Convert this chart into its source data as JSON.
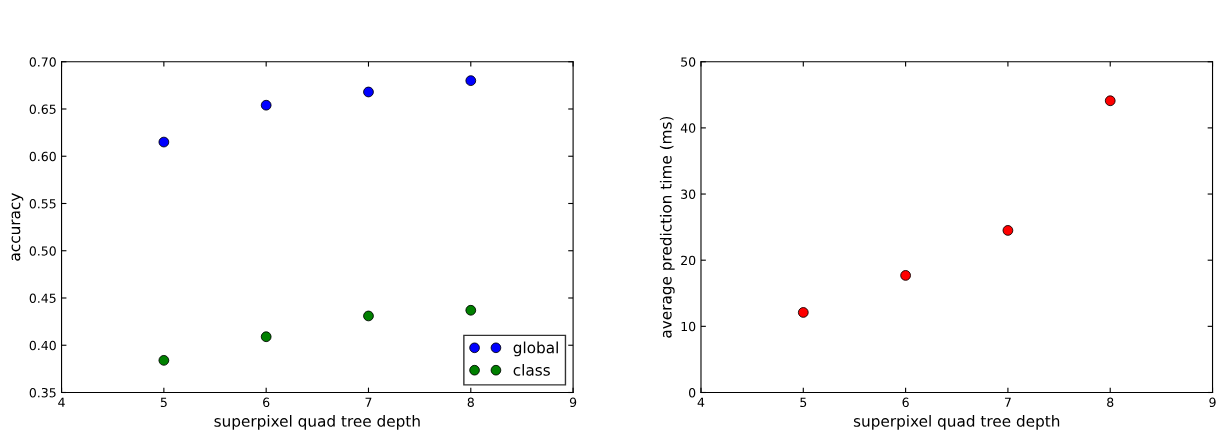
{
  "chart_data": [
    {
      "type": "scatter",
      "xlabel": "superpixel quad tree depth",
      "ylabel": "accuracy",
      "x": [
        5,
        6,
        7,
        8
      ],
      "xlim": [
        4,
        9
      ],
      "xticks": [
        4,
        5,
        6,
        7,
        8,
        9
      ],
      "ylim": [
        0.35,
        0.7
      ],
      "yticks": [
        {
          "value": 0.35,
          "label": "0.35"
        },
        {
          "value": 0.4,
          "label": "0.40"
        },
        {
          "value": 0.45,
          "label": "0.45"
        },
        {
          "value": 0.5,
          "label": "0.50"
        },
        {
          "value": 0.55,
          "label": "0.55"
        },
        {
          "value": 0.6,
          "label": "0.60"
        },
        {
          "value": 0.65,
          "label": "0.65"
        },
        {
          "value": 0.7,
          "label": "0.70"
        }
      ],
      "grid": false,
      "legend": "bottom right",
      "marker": "circle",
      "series": [
        {
          "name": "global",
          "color": "#0000ff",
          "values": [
            0.615,
            0.654,
            0.668,
            0.68
          ]
        },
        {
          "name": "class",
          "color": "#008000",
          "values": [
            0.384,
            0.409,
            0.431,
            0.437
          ]
        }
      ]
    },
    {
      "type": "scatter",
      "xlabel": "superpixel quad tree depth",
      "ylabel": "average prediction time (ms)",
      "x": [
        5,
        6,
        7,
        8
      ],
      "xlim": [
        4,
        9
      ],
      "xticks": [
        4,
        5,
        6,
        7,
        8,
        9
      ],
      "ylim": [
        0,
        50
      ],
      "yticks": [
        0,
        10,
        20,
        30,
        40,
        50
      ],
      "grid": false,
      "marker": "circle",
      "series": [
        {
          "color": "#ff0000",
          "values": [
            12.1,
            17.7,
            24.5,
            44.1
          ]
        }
      ]
    }
  ]
}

**Stated goal:**
Reproduce each line of the records exactly, and omit every picture.

**Written solution:**
Convert this chart into its source data as JSON.
{
  "chart_data": [
    {
      "type": "scatter",
      "xlabel": "superpixel quad tree depth",
      "ylabel": "accuracy",
      "x": [
        5,
        6,
        7,
        8
      ],
      "xlim": [
        4,
        9
      ],
      "xticks": [
        4,
        5,
        6,
        7,
        8,
        9
      ],
      "ylim": [
        0.35,
        0.7
      ],
      "yticks": [
        {
          "value": 0.35,
          "label": "0.35"
        },
        {
          "value": 0.4,
          "label": "0.40"
        },
        {
          "value": 0.45,
          "label": "0.45"
        },
        {
          "value": 0.5,
          "label": "0.50"
        },
        {
          "value": 0.55,
          "label": "0.55"
        },
        {
          "value": 0.6,
          "label": "0.60"
        },
        {
          "value": 0.65,
          "label": "0.65"
        },
        {
          "value": 0.7,
          "label": "0.70"
        }
      ],
      "grid": false,
      "legend": "bottom right",
      "marker": "circle",
      "series": [
        {
          "name": "global",
          "color": "#0000ff",
          "values": [
            0.615,
            0.654,
            0.668,
            0.68
          ]
        },
        {
          "name": "class",
          "color": "#008000",
          "values": [
            0.384,
            0.409,
            0.431,
            0.437
          ]
        }
      ]
    },
    {
      "type": "scatter",
      "xlabel": "superpixel quad tree depth",
      "ylabel": "average prediction time (ms)",
      "x": [
        5,
        6,
        7,
        8
      ],
      "xlim": [
        4,
        9
      ],
      "xticks": [
        4,
        5,
        6,
        7,
        8,
        9
      ],
      "ylim": [
        0,
        50
      ],
      "yticks": [
        0,
        10,
        20,
        30,
        40,
        50
      ],
      "grid": false,
      "marker": "circle",
      "series": [
        {
          "color": "#ff0000",
          "values": [
            12.1,
            17.7,
            24.5,
            44.1
          ]
        }
      ]
    }
  ]
}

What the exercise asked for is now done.